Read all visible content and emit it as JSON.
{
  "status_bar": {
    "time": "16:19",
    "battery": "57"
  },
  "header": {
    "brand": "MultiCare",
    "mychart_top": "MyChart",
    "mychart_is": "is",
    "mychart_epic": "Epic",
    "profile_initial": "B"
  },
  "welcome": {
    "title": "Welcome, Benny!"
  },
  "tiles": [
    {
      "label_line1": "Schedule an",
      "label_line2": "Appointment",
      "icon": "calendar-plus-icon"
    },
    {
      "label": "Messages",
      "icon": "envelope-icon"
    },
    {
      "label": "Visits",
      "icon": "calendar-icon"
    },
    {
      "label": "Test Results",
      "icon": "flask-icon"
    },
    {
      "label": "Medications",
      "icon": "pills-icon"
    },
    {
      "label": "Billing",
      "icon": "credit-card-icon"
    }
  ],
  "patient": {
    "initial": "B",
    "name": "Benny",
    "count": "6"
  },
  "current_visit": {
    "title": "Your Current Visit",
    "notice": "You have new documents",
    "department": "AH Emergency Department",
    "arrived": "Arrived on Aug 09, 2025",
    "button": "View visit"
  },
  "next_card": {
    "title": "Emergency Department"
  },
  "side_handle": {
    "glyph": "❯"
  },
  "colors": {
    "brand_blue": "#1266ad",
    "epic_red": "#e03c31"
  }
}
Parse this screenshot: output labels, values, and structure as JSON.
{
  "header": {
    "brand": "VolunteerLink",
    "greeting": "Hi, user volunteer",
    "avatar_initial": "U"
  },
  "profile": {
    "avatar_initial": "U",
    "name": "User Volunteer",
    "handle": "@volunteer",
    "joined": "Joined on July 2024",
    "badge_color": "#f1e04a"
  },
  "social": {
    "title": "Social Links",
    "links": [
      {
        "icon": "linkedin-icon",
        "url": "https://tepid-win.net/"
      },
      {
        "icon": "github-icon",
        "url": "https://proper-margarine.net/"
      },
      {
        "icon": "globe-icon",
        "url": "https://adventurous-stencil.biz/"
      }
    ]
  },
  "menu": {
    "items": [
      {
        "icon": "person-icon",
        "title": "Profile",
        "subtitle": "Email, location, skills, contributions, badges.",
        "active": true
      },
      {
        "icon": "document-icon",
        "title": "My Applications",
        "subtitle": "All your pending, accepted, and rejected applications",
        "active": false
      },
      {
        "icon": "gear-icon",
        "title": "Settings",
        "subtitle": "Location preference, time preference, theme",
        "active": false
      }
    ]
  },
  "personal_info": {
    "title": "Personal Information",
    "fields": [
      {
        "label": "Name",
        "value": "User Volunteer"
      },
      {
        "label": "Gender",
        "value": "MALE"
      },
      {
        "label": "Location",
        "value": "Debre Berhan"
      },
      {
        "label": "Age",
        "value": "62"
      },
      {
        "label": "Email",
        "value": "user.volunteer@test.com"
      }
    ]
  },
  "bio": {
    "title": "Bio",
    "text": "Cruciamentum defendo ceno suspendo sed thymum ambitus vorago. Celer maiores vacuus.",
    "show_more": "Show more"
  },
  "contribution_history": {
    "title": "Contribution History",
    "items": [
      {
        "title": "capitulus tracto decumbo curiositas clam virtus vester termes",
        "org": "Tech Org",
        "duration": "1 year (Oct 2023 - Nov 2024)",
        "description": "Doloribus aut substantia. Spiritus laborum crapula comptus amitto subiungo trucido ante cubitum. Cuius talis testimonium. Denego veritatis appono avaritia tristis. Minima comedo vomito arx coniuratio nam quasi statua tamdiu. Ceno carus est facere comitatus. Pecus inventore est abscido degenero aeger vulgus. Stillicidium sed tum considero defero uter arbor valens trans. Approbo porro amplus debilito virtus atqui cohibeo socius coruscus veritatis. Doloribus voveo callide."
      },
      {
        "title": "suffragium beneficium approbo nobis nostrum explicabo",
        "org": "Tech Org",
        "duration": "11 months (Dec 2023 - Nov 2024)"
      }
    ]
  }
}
○ ○ ○ ○
#### DIRECTIONS FOR THIS TASK:
Write out every entry verbatim.

#### RESULT OF THE TASK:
Read all visible content and emit it as JSON.
{
  "status_bar": {
    "time": "16:19",
    "battery": "57"
  },
  "header": {
    "brand": "MultiCare",
    "mychart_top": "MyChart",
    "mychart_is": "is",
    "mychart_epic": "Epic",
    "profile_initial": "B"
  },
  "welcome": {
    "title": "Welcome, Benny!"
  },
  "tiles": [
    {
      "label_line1": "Schedule an",
      "label_line2": "Appointment",
      "icon": "calendar-plus-icon"
    },
    {
      "label": "Messages",
      "icon": "envelope-icon"
    },
    {
      "label": "Visits",
      "icon": "calendar-icon"
    },
    {
      "label": "Test Results",
      "icon": "flask-icon"
    },
    {
      "label": "Medications",
      "icon": "pills-icon"
    },
    {
      "label": "Billing",
      "icon": "credit-card-icon"
    }
  ],
  "patient": {
    "initial": "B",
    "name": "Benny",
    "count": "6"
  },
  "current_visit": {
    "title": "Your Current Visit",
    "notice": "You have new documents",
    "department": "AH Emergency Department",
    "arrived": "Arrived on Aug 09, 2025",
    "button": "View visit"
  },
  "next_card": {
    "title": "Emergency Department"
  },
  "side_handle": {
    "glyph": "❯"
  },
  "colors": {
    "brand_blue": "#1266ad",
    "epic_red": "#e03c31"
  }
}
Parse this screenshot: output labels, values, and structure as JSON.
{
  "header": {
    "brand": "VolunteerLink",
    "greeting": "Hi, user volunteer",
    "avatar_initial": "U"
  },
  "profile": {
    "avatar_initial": "U",
    "name": "User Volunteer",
    "handle": "@volunteer",
    "joined": "Joined on July 2024",
    "badge_color": "#f1e04a"
  },
  "social": {
    "title": "Social Links",
    "links": [
      {
        "icon": "linkedin-icon",
        "url": "https://tepid-win.net/"
      },
      {
        "icon": "github-icon",
        "url": "https://proper-margarine.net/"
      },
      {
        "icon": "globe-icon",
        "url": "https://adventurous-stencil.biz/"
      }
    ]
  },
  "menu": {
    "items": [
      {
        "icon": "person-icon",
        "title": "Profile",
        "subtitle": "Email, location, skills, contributions, badges.",
        "active": true
      },
      {
        "icon": "document-icon",
        "title": "My Applications",
        "subtitle": "All your pending, accepted, and rejected applications",
        "active": false
      },
      {
        "icon": "gear-icon",
        "title": "Settings",
        "subtitle": "Location preference, time preference, theme",
        "active": false
      }
    ]
  },
  "personal_info": {
    "title": "Personal Information",
    "fields": [
      {
        "label": "Name",
        "value": "User Volunteer"
      },
      {
        "label": "Gender",
        "value": "MALE"
      },
      {
        "label": "Location",
        "value": "Debre Berhan"
      },
      {
        "label": "Age",
        "value": "62"
      },
      {
        "label": "Email",
        "value": "user.volunteer@test.com"
      }
    ]
  },
  "bio": {
    "title": "Bio",
    "text": "Cruciamentum defendo ceno suspendo sed thymum ambitus vorago. Celer maiores vacuus.",
    "show_more": "Show more"
  },
  "contribution_history": {
    "title": "Contribution History",
    "items": [
      {
        "title": "capitulus tracto decumbo curiositas clam virtus vester termes",
        "org": "Tech Org",
        "duration": "1 year (Oct 2023 - Nov 2024)",
        "description": "Doloribus aut substantia. Spiritus laborum crapula comptus amitto subiungo trucido ante cubitum. Cuius talis testimonium. Denego veritatis appono avaritia tristis. Minima comedo vomito arx coniuratio nam quasi statua tamdiu. Ceno carus est facere comitatus. Pecus inventore est abscido degenero aeger vulgus. Stillicidium sed tum considero defero uter arbor valens trans. Approbo porro amplus debilito virtus atqui cohibeo socius coruscus veritatis. Doloribus voveo callide."
      },
      {
        "title": "suffragium beneficium approbo nobis nostrum explicabo",
        "org": "Tech Org",
        "duration": "11 months (Dec 2023 - Nov 2024)"
      }
    ]
  }
}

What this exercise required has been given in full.